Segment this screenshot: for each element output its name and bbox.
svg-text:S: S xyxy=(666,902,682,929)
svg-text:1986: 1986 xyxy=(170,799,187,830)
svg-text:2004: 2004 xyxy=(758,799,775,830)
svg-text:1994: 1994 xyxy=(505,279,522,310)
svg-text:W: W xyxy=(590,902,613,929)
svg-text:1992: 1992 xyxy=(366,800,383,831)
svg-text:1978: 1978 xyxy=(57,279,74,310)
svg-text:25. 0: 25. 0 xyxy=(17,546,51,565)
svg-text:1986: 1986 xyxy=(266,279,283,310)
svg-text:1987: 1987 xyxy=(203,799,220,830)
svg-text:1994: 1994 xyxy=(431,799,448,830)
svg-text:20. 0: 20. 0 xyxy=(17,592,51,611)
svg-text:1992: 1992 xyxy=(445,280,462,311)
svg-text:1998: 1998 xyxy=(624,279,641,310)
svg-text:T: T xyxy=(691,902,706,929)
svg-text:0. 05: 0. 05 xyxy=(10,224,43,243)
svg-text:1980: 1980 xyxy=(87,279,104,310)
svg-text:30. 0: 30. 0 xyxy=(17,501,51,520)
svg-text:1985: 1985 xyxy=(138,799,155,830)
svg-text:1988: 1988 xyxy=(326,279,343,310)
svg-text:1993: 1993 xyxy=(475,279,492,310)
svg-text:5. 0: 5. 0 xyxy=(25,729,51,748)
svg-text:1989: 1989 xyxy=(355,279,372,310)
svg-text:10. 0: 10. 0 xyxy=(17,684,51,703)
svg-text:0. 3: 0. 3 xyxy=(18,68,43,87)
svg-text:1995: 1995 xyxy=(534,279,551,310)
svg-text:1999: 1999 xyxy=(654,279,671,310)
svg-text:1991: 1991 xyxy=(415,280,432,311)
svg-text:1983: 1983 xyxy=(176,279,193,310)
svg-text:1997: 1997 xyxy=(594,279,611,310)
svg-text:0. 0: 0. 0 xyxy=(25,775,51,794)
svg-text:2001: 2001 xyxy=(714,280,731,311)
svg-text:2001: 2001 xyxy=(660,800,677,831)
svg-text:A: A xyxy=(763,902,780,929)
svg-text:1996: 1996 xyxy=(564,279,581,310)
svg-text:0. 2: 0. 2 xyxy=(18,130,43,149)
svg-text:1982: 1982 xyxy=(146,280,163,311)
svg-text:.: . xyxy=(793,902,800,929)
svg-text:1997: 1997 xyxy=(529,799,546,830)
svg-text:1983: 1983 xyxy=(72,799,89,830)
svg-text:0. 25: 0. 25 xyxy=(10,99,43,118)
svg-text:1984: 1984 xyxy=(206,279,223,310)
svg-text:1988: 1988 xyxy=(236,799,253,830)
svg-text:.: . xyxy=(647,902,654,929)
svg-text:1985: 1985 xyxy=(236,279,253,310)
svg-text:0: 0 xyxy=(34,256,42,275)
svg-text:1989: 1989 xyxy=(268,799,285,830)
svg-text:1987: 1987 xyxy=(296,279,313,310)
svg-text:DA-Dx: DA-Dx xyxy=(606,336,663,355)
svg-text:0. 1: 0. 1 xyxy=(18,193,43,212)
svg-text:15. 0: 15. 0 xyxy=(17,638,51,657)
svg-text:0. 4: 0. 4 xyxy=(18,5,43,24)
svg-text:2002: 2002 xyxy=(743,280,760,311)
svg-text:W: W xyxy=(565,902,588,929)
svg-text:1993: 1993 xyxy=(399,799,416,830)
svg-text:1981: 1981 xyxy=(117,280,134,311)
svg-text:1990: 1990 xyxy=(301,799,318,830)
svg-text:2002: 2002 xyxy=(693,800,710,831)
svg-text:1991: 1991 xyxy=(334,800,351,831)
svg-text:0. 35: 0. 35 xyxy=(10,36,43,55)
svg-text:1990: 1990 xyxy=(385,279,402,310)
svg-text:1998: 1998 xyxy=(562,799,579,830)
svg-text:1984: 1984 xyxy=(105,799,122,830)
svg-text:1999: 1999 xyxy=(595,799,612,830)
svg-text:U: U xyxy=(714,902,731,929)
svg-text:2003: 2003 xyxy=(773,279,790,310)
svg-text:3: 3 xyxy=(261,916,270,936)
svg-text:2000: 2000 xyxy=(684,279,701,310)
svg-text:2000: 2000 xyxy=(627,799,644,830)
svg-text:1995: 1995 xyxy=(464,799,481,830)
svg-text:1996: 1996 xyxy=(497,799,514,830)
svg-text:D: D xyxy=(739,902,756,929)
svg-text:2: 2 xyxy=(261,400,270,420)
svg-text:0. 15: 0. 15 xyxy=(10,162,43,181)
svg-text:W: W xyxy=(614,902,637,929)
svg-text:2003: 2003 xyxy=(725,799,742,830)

============================================================

Please edit the lines above by replacing "Segment" with "Partition", leaving everything else unchanged.

RESPONSE:
Partition this screenshot: for each element output its name and bbox.
svg-text:S: S xyxy=(666,902,682,929)
svg-text:1986: 1986 xyxy=(170,799,187,830)
svg-text:2004: 2004 xyxy=(758,799,775,830)
svg-text:1994: 1994 xyxy=(505,279,522,310)
svg-text:W: W xyxy=(590,902,613,929)
svg-text:1992: 1992 xyxy=(366,800,383,831)
svg-text:1978: 1978 xyxy=(57,279,74,310)
svg-text:25. 0: 25. 0 xyxy=(17,546,51,565)
svg-text:1986: 1986 xyxy=(266,279,283,310)
svg-text:1987: 1987 xyxy=(203,799,220,830)
svg-text:1994: 1994 xyxy=(431,799,448,830)
svg-text:20. 0: 20. 0 xyxy=(17,592,51,611)
svg-text:1992: 1992 xyxy=(445,280,462,311)
svg-text:1998: 1998 xyxy=(624,279,641,310)
svg-text:T: T xyxy=(691,902,706,929)
svg-text:0. 05: 0. 05 xyxy=(10,224,43,243)
svg-text:1980: 1980 xyxy=(87,279,104,310)
svg-text:30. 0: 30. 0 xyxy=(17,501,51,520)
svg-text:1985: 1985 xyxy=(138,799,155,830)
svg-text:1988: 1988 xyxy=(326,279,343,310)
svg-text:1993: 1993 xyxy=(475,279,492,310)
svg-text:5. 0: 5. 0 xyxy=(25,729,51,748)
svg-text:1989: 1989 xyxy=(355,279,372,310)
svg-text:10. 0: 10. 0 xyxy=(17,684,51,703)
svg-text:0. 3: 0. 3 xyxy=(18,68,43,87)
svg-text:1995: 1995 xyxy=(534,279,551,310)
svg-text:1999: 1999 xyxy=(654,279,671,310)
svg-text:1991: 1991 xyxy=(415,280,432,311)
svg-text:1983: 1983 xyxy=(176,279,193,310)
svg-text:1997: 1997 xyxy=(594,279,611,310)
svg-text:0. 0: 0. 0 xyxy=(25,775,51,794)
svg-text:2001: 2001 xyxy=(714,280,731,311)
svg-text:2001: 2001 xyxy=(660,800,677,831)
svg-text:A: A xyxy=(763,902,780,929)
svg-text:1996: 1996 xyxy=(564,279,581,310)
svg-text:0. 2: 0. 2 xyxy=(18,130,43,149)
svg-text:1982: 1982 xyxy=(146,280,163,311)
svg-text:.: . xyxy=(793,902,800,929)
svg-text:1997: 1997 xyxy=(529,799,546,830)
svg-text:1983: 1983 xyxy=(72,799,89,830)
svg-text:0. 25: 0. 25 xyxy=(10,99,43,118)
svg-text:1984: 1984 xyxy=(206,279,223,310)
svg-text:1988: 1988 xyxy=(236,799,253,830)
svg-text:.: . xyxy=(647,902,654,929)
svg-text:1985: 1985 xyxy=(236,279,253,310)
svg-text:0: 0 xyxy=(34,256,42,275)
svg-text:1989: 1989 xyxy=(268,799,285,830)
svg-text:1987: 1987 xyxy=(296,279,313,310)
svg-text:DA-Dx: DA-Dx xyxy=(606,336,663,355)
svg-text:0. 1: 0. 1 xyxy=(18,193,43,212)
svg-text:15. 0: 15. 0 xyxy=(17,638,51,657)
svg-text:0. 4: 0. 4 xyxy=(18,5,43,24)
svg-text:2002: 2002 xyxy=(743,280,760,311)
svg-text:W: W xyxy=(565,902,588,929)
svg-text:1993: 1993 xyxy=(399,799,416,830)
svg-text:1981: 1981 xyxy=(117,280,134,311)
svg-text:1990: 1990 xyxy=(301,799,318,830)
svg-text:2002: 2002 xyxy=(693,800,710,831)
svg-text:1991: 1991 xyxy=(334,800,351,831)
svg-text:0. 35: 0. 35 xyxy=(10,36,43,55)
svg-text:1990: 1990 xyxy=(385,279,402,310)
svg-text:1998: 1998 xyxy=(562,799,579,830)
svg-text:1984: 1984 xyxy=(105,799,122,830)
svg-text:1999: 1999 xyxy=(595,799,612,830)
svg-text:U: U xyxy=(714,902,731,929)
svg-text:2003: 2003 xyxy=(773,279,790,310)
svg-text:3: 3 xyxy=(261,916,270,936)
svg-text:2000: 2000 xyxy=(684,279,701,310)
svg-text:2000: 2000 xyxy=(627,799,644,830)
svg-text:1995: 1995 xyxy=(464,799,481,830)
svg-text:1996: 1996 xyxy=(497,799,514,830)
svg-text:D: D xyxy=(739,902,756,929)
svg-text:2: 2 xyxy=(261,400,270,420)
svg-text:0. 15: 0. 15 xyxy=(10,162,43,181)
svg-text:W: W xyxy=(614,902,637,929)
svg-text:2003: 2003 xyxy=(725,799,742,830)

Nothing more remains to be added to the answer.